— BEGIN Data provided —

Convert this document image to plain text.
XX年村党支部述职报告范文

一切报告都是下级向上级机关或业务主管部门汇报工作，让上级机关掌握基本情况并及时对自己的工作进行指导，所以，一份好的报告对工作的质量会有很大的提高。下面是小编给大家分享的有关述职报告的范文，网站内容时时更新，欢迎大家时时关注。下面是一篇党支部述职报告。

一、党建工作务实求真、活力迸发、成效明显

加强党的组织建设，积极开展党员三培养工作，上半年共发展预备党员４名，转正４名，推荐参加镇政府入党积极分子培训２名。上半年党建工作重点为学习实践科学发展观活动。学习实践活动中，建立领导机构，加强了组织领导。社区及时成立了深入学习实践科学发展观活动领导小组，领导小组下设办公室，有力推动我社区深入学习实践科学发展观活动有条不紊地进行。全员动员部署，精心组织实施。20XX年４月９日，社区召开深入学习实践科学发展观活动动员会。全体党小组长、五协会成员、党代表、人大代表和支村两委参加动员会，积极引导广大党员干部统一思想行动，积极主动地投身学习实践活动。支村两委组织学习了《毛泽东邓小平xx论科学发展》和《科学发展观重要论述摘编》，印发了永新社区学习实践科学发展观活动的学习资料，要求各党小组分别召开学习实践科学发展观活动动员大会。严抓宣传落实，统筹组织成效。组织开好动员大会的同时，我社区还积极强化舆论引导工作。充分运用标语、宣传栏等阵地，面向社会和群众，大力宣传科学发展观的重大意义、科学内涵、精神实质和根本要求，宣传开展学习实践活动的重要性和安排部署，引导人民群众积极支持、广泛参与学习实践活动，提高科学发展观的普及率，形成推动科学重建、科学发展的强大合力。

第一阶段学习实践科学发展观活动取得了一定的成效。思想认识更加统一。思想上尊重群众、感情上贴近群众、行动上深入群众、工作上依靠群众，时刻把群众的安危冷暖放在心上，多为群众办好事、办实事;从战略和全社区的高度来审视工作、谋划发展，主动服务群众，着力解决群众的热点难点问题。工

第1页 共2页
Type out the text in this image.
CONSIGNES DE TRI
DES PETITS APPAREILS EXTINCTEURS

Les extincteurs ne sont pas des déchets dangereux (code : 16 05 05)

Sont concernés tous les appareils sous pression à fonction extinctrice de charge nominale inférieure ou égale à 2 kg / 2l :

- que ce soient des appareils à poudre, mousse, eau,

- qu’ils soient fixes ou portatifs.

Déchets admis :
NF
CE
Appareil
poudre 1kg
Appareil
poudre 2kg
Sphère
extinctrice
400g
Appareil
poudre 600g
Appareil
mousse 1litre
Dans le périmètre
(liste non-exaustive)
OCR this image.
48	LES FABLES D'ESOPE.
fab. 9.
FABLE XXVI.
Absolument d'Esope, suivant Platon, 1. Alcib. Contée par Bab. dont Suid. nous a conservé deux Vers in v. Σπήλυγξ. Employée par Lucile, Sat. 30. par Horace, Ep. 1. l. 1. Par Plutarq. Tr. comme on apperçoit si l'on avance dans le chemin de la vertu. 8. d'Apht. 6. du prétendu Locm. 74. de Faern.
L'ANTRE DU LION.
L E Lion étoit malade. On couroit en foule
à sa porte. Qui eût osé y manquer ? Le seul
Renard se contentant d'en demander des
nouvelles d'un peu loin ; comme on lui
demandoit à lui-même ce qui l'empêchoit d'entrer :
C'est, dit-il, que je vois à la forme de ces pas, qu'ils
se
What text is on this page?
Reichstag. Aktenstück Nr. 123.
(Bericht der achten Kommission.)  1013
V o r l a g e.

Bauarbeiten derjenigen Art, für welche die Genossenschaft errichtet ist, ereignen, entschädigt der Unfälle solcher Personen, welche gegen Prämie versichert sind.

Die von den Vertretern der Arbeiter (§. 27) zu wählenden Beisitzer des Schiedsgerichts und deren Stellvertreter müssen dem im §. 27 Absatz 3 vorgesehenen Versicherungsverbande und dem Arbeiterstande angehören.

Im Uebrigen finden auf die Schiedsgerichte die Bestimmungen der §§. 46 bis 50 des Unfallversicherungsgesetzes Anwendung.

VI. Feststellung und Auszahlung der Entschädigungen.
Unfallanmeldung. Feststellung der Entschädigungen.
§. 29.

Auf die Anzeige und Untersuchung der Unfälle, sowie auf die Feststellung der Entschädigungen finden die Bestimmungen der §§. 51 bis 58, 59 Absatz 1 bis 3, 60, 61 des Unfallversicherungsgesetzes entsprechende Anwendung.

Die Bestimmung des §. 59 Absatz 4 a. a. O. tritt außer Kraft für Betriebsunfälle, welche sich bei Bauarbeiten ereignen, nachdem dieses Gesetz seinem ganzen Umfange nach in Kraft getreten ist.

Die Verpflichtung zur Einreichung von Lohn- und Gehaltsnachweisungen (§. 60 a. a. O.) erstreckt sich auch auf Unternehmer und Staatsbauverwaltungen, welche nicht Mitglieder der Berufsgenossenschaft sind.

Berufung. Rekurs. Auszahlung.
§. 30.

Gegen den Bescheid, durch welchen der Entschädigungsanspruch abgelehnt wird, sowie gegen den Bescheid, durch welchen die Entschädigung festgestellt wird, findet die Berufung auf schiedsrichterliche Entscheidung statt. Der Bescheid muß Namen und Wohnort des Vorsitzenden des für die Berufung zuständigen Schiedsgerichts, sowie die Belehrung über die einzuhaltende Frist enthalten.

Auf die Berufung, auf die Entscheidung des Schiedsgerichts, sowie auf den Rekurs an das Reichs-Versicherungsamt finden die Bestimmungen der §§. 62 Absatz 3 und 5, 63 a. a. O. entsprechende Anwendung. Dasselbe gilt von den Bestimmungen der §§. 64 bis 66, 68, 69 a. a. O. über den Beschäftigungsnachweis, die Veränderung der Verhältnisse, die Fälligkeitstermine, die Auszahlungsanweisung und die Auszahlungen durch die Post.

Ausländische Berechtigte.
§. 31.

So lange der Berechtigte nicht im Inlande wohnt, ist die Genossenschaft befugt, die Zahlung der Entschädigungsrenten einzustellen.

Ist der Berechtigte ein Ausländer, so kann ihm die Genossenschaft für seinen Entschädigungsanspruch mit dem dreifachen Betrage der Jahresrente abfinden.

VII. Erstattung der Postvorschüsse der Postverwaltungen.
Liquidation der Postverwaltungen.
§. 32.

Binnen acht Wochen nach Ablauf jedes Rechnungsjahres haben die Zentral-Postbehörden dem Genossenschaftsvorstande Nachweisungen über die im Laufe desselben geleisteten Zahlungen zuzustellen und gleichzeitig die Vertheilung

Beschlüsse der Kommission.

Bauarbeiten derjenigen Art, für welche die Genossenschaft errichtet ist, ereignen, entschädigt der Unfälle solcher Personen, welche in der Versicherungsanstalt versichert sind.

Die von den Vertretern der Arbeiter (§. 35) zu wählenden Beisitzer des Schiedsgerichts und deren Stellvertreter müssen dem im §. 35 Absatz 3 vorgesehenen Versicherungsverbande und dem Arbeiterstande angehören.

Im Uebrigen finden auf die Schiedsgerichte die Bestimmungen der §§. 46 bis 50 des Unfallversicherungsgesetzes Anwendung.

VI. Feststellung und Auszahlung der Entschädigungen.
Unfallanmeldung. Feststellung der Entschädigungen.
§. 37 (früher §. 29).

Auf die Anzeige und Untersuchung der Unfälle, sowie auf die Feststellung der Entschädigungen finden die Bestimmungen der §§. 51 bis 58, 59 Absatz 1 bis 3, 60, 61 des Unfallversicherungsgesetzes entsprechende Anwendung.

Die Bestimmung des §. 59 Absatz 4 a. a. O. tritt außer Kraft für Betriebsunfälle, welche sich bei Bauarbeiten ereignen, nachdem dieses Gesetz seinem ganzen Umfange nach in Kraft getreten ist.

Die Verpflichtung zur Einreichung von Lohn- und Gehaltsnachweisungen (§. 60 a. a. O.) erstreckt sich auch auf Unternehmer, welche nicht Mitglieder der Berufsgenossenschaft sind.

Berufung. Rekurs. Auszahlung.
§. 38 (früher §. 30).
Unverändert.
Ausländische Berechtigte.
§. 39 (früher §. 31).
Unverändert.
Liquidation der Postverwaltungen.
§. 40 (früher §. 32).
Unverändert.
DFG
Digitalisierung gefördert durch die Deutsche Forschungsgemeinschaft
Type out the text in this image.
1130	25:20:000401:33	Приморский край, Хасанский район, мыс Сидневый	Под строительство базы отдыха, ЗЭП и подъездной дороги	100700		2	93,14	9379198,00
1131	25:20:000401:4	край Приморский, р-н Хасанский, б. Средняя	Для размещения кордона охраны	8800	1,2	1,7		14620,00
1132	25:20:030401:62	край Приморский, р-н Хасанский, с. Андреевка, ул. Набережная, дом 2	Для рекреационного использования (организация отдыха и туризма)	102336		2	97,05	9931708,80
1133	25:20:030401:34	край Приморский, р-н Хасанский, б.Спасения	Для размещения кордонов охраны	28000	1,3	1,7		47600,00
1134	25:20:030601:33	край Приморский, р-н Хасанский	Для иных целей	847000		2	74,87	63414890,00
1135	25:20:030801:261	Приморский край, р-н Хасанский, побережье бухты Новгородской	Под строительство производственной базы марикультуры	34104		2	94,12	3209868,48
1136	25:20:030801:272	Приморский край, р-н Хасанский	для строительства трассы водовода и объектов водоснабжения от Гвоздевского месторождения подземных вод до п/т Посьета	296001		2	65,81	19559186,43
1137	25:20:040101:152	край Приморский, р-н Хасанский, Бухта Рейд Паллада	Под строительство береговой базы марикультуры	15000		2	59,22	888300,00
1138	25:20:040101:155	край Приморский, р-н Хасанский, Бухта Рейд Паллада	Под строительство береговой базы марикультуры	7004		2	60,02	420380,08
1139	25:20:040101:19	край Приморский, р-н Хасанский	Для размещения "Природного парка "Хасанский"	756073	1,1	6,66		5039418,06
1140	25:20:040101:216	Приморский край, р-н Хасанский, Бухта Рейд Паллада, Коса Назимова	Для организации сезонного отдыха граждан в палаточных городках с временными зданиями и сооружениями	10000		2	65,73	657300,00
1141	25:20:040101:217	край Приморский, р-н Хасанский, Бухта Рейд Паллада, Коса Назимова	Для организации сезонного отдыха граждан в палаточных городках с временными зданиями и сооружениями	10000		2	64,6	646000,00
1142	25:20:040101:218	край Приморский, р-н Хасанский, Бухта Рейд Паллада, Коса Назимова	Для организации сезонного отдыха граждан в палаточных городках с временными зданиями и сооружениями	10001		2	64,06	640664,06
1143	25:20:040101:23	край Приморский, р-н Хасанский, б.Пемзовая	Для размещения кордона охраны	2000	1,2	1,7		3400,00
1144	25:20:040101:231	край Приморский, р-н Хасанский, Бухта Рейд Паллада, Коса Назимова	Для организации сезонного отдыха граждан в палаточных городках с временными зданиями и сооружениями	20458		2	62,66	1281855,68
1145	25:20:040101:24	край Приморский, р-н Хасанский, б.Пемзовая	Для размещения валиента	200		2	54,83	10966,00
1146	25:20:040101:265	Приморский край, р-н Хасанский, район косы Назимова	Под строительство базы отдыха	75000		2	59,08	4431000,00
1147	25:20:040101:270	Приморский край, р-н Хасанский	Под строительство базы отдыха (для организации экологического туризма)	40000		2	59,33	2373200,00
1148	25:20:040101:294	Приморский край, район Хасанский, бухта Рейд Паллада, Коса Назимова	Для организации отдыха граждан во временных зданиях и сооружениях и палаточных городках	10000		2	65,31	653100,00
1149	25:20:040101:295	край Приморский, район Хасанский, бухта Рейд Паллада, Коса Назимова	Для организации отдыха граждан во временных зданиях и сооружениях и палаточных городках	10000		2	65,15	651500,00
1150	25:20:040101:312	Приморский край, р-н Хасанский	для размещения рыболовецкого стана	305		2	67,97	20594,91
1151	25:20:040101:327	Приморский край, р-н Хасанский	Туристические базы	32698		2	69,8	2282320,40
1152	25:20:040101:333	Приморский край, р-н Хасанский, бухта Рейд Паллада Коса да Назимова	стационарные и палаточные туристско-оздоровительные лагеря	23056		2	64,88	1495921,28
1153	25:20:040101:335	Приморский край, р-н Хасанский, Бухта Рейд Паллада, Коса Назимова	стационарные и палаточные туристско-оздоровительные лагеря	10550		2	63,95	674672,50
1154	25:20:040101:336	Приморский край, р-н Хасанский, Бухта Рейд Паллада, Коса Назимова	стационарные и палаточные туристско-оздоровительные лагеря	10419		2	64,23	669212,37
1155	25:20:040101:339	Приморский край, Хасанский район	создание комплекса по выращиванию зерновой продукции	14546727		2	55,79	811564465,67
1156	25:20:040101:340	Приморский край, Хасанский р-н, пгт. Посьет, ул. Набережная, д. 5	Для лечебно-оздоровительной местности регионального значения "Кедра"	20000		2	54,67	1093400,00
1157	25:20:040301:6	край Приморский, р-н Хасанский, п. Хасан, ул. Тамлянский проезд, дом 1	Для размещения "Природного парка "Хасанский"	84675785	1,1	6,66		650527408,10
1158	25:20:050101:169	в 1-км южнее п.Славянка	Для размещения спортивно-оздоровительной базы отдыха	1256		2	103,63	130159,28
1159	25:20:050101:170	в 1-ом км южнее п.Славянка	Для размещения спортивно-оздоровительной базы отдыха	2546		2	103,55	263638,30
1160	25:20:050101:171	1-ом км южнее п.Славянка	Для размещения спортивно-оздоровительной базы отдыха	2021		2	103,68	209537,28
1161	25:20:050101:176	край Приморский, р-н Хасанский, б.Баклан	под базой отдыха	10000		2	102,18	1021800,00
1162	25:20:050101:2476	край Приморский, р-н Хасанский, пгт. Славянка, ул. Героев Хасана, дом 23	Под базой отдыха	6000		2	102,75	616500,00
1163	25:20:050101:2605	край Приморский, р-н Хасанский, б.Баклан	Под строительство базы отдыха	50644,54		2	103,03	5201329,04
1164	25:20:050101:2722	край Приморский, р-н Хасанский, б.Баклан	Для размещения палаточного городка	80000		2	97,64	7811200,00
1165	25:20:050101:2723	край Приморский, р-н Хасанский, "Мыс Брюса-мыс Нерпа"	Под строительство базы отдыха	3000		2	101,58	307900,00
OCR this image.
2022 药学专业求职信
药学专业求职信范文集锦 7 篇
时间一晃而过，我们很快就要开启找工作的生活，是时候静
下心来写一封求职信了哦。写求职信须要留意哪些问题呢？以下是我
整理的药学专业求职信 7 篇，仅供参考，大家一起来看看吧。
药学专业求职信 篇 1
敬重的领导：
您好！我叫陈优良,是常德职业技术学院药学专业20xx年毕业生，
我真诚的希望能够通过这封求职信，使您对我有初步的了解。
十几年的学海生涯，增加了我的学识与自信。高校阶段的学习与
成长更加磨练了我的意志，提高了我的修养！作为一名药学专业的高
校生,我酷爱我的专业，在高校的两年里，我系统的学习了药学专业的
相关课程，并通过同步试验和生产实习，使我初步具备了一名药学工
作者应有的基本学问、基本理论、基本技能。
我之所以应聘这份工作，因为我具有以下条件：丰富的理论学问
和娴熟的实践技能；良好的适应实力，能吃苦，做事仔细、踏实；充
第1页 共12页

— END Data provided —

#### What is needed
List the lines that contain the word "лагеря".

#### Written answer
1152	25:20:040101:333	Приморский край, р-н Хасанский, бухта Рейд Паллада Коса да Назимова	стационарные и палаточные туристско-оздоровительные лагеря	23056		2	64,88	1495921,28
1153	25:20:040101:335	Приморский край, р-н Хасанский, Бухта Рейд Паллада, Коса Назимова	стационарные и палаточные туристско-оздоровительные лагеря	10550		2	63,95	674672,50
1154	25:20:040101:336	Приморский край, р-н Хасанский, Бухта Рейд Паллада, Коса Назимова	стационарные и палаточные туристско-оздоровительные лагеря	10419		2	64,23	669212,37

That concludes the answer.